Copy the records below exactly, leaving out any pictures.

* * *

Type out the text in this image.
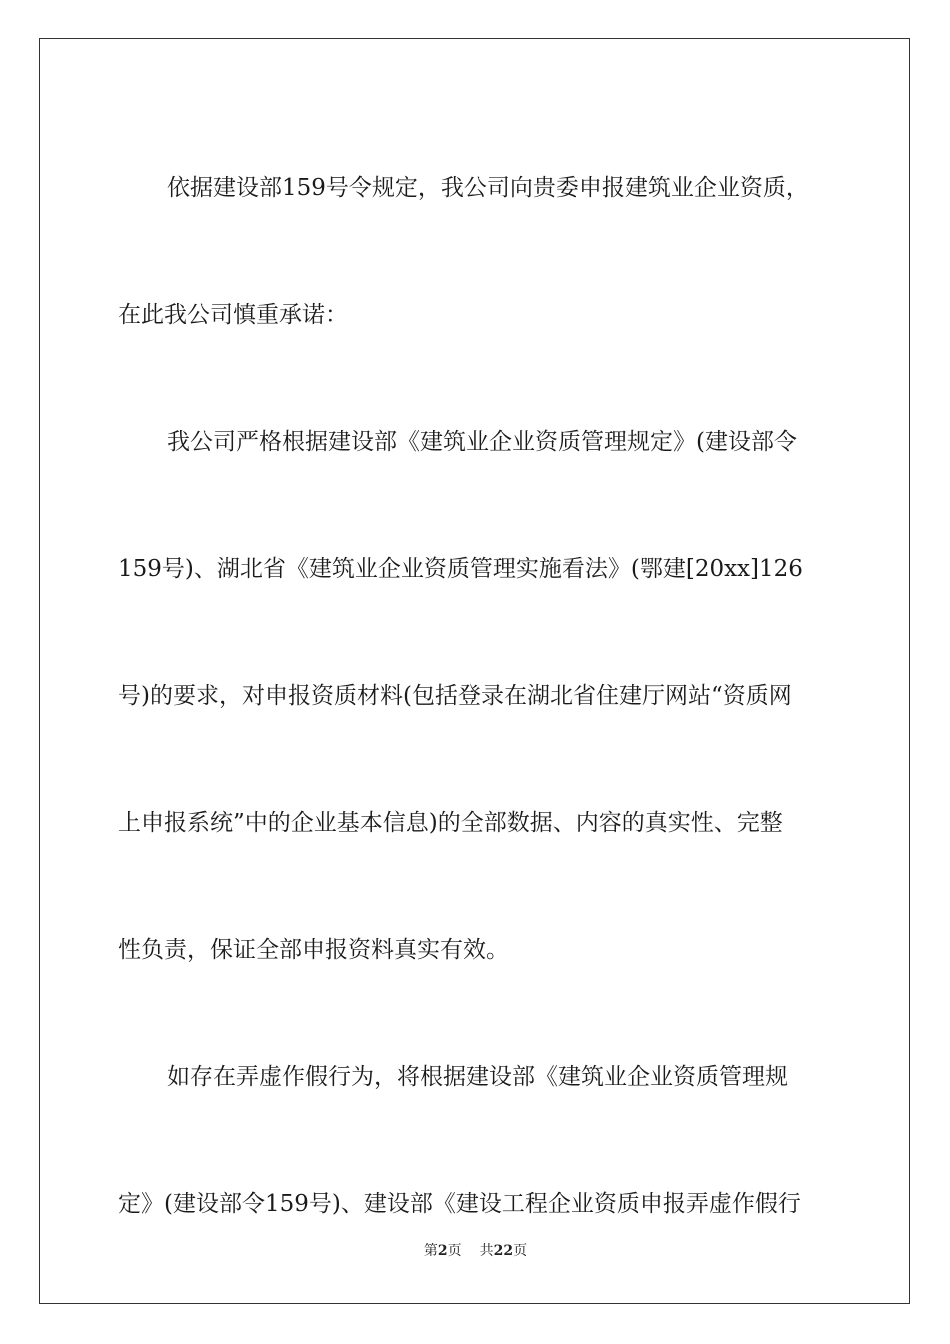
依据建设部159号令规定，我公司向贵委申报建筑业企业资质，
在此我公司慎重承诺：
我公司严格根据建设部《建筑业企业资质管理规定》(建设部令
159号)、湖北省《建筑业企业资质管理实施看法》(鄂建[20xx]126
号)的要求，对申报资质材料(包括登录在湖北省住建厅网站“资质网
上申报系统”中的企业基本信息)的全部数据、内容的真实性、完整
性负责，保证全部申报资料真实有效。
如存在弄虚作假行为，将根据建设部《建筑业企业资质管理规
定》(建设部令159号)、建设部《建设工程企业资质申报弄虚作假行
第2页 共22页
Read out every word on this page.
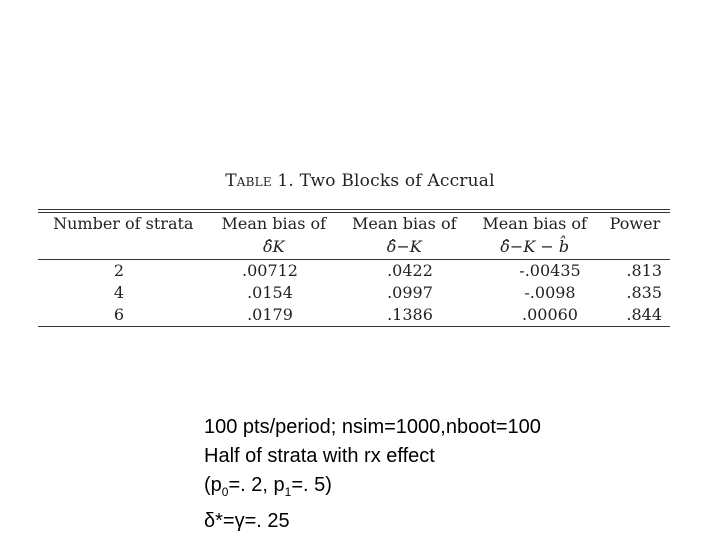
Table 1. Two Blocks of Accrual
Number of strata	Mean bias of	Mean bias of	Mean bias of	Power
	δ̂K	δ̂−K	δ̂−K − b̂	
2	.00712	.0422	-.00435	.813
4	.0154	.0997	-.0098	.835
6	.0179	.1386	.00060	.844
100 pts/period; nsim=1000,nboot=100
Half of strata with rx effect
($p_0=$. 2, $p_1=$. 5)
δ*=γ=. 25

* * *

◆ Final result
Type out the text in this image.
依据建设部159号令规定，我公司向贵委申报建筑业企业资质，
在此我公司慎重承诺：
我公司严格根据建设部《建筑业企业资质管理规定》(建设部令
159号)、湖北省《建筑业企业资质管理实施看法》(鄂建[20xx]126
号)的要求，对申报资质材料(包括登录在湖北省住建厅网站“资质网
上申报系统”中的企业基本信息)的全部数据、内容的真实性、完整
性负责，保证全部申报资料真实有效。
如存在弄虚作假行为，将根据建设部《建筑业企业资质管理规
定》(建设部令159号)、建设部《建设工程企业资质申报弄虚作假行
第2页 共22页
Read out every word on this page.
Table 1. Two Blocks of Accrual
Number of strata	Mean bias of	Mean bias of	Mean bias of	Power
	δ̂K	δ̂−K	δ̂−K − b̂	
2	.00712	.0422	-.00435	.813
4	.0154	.0997	-.0098	.835
6	.0179	.1386	.00060	.844
100 pts/period; nsim=1000,nboot=100
Half of strata with rx effect
($p_0=$. 2, $p_1=$. 5)
δ*=γ=. 25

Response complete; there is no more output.